*** Source material ***
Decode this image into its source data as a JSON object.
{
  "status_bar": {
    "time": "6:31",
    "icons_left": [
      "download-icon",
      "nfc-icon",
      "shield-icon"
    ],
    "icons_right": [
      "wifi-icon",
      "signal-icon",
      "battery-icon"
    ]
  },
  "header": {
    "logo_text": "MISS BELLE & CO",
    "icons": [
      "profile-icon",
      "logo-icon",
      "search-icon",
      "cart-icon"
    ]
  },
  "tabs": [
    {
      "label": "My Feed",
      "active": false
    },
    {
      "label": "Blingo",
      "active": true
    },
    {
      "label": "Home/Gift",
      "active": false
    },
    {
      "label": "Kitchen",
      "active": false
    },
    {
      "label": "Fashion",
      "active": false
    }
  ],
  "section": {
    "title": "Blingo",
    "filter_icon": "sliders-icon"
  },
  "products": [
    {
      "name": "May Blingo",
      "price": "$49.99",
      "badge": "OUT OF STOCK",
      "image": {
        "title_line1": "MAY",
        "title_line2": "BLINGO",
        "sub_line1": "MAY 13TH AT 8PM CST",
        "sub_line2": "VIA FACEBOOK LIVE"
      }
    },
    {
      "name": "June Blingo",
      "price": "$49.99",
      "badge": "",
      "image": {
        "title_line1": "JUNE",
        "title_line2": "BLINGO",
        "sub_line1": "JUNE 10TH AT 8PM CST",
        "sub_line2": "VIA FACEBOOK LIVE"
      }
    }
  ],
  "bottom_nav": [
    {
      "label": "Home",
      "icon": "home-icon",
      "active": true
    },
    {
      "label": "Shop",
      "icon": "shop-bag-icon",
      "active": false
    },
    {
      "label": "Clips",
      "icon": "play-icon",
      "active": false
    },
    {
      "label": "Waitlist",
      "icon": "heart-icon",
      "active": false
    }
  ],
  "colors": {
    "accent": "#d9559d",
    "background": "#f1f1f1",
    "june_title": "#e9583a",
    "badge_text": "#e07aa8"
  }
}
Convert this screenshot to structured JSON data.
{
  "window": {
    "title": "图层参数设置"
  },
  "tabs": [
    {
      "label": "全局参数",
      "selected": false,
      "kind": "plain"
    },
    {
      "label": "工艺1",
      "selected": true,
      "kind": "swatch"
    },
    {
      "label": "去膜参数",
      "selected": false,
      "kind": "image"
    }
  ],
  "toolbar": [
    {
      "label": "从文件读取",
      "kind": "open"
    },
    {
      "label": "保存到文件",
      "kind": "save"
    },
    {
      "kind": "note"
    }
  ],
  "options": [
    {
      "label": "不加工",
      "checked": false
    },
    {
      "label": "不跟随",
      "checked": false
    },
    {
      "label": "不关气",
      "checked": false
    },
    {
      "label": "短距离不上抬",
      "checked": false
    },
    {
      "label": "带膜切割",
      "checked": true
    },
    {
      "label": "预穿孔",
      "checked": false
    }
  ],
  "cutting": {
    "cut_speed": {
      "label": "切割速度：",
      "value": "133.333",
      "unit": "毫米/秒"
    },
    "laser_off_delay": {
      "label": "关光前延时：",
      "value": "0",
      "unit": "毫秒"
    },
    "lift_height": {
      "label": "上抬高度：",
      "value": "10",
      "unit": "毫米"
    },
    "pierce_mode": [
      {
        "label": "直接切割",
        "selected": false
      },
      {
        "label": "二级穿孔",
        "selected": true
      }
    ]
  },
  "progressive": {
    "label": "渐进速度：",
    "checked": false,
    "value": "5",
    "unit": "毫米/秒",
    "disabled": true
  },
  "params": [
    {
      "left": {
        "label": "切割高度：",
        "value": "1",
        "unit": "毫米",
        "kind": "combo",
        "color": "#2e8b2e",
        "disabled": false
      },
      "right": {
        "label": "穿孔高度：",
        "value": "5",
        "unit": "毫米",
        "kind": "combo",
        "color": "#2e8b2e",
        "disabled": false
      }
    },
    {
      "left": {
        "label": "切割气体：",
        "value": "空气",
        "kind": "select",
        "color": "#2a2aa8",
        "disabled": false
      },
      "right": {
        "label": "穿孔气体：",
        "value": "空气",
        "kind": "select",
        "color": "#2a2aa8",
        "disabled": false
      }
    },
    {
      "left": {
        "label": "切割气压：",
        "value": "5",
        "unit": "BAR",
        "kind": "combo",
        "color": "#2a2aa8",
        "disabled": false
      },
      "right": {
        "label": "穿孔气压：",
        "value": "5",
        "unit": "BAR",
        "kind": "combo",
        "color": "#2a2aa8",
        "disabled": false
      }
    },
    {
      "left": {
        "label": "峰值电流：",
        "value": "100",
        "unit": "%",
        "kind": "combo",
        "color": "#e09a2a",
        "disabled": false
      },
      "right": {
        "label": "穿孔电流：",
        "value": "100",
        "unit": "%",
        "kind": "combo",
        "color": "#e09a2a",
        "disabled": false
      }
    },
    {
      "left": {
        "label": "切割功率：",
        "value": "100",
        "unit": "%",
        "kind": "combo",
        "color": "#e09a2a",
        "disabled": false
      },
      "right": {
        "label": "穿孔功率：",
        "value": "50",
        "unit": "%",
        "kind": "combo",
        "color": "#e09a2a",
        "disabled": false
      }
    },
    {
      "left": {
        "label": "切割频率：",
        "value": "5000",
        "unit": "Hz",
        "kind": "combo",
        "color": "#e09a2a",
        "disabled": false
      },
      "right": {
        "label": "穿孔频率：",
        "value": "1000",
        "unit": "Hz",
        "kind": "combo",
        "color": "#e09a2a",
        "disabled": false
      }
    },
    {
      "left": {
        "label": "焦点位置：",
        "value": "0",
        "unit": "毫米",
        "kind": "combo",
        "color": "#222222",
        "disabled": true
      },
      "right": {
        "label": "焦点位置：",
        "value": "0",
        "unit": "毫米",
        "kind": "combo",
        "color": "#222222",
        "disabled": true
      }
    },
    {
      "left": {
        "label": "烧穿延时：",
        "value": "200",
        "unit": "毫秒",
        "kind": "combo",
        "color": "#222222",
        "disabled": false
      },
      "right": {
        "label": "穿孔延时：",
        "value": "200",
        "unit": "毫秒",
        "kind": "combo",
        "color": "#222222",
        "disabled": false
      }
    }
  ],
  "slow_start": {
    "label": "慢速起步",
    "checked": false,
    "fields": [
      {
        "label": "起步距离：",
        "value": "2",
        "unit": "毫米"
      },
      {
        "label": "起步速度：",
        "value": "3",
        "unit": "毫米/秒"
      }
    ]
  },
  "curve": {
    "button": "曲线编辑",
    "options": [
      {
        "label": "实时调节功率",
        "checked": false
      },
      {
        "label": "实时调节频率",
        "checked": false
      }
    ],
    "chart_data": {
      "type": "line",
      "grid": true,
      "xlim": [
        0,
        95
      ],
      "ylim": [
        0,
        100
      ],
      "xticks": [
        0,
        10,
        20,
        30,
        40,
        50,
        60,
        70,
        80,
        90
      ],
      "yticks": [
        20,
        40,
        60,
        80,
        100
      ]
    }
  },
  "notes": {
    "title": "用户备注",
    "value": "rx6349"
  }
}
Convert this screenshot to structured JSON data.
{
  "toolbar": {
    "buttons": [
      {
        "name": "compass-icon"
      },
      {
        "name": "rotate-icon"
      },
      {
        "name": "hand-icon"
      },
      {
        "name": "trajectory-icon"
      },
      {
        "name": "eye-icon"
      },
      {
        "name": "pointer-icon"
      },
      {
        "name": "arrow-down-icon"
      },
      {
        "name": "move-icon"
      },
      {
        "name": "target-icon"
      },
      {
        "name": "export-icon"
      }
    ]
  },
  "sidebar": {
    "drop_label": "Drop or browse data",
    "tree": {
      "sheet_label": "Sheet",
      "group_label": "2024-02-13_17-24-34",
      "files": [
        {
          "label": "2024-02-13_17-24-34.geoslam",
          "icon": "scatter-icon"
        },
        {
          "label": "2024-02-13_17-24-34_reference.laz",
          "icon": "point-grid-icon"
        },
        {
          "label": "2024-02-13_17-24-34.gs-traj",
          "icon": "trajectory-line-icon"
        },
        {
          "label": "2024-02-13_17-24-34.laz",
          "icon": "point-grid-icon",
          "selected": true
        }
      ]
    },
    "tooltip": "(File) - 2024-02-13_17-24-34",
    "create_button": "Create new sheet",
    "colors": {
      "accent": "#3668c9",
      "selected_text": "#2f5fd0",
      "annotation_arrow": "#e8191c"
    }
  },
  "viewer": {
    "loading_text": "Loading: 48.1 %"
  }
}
***
In the records shown above, how many lines include the word "trajectory"? Answer with the number only.

• **Written answer**
2